►

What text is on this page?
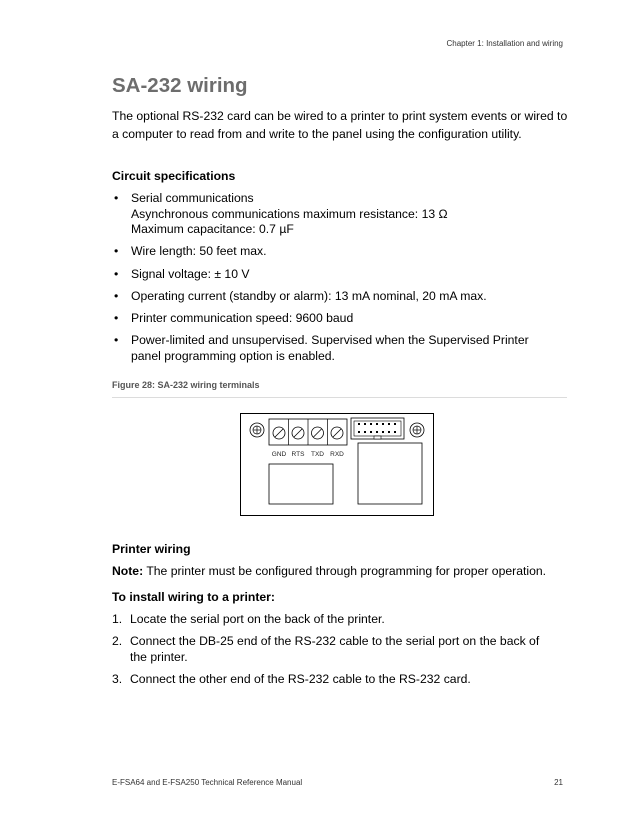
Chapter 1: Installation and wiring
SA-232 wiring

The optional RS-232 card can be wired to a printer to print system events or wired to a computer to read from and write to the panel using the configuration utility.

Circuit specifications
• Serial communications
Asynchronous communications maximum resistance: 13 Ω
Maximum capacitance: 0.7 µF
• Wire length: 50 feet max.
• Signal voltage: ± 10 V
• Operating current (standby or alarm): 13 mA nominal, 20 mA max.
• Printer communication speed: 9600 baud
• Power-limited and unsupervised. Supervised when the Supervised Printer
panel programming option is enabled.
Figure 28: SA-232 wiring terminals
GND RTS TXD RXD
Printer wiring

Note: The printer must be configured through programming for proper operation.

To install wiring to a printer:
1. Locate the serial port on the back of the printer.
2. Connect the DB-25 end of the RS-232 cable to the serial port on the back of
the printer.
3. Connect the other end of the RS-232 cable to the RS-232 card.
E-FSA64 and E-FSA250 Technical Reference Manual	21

◄
►

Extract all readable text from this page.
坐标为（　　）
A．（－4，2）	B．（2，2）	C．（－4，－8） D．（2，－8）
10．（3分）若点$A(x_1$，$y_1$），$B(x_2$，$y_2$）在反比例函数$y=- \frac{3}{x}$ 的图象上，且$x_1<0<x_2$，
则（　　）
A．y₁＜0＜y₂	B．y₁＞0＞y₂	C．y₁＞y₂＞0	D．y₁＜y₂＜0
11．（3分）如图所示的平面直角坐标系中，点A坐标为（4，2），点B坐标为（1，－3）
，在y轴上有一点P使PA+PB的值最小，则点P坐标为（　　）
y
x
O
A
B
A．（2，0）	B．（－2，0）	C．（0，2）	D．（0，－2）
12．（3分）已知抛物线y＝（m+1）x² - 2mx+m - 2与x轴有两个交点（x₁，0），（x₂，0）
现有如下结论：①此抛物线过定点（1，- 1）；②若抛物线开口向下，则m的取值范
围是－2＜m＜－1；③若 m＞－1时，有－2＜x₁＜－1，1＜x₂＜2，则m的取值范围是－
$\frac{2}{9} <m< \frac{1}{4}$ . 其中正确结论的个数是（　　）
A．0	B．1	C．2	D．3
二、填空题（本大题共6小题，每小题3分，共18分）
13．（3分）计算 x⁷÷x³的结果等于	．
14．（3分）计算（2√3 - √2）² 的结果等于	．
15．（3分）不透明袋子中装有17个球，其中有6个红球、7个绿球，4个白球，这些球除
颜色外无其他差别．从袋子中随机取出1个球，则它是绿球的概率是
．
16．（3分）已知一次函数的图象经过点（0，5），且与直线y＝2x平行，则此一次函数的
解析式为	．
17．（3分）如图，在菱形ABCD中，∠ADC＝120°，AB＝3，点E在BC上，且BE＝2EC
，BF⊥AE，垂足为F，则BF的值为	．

◄

Within the listing above, copy each line that has the string "port".

1. Locate the serial port on the back of the printer.
2. Connect the DB-25 end of the RS-232 cable to the serial port on the back of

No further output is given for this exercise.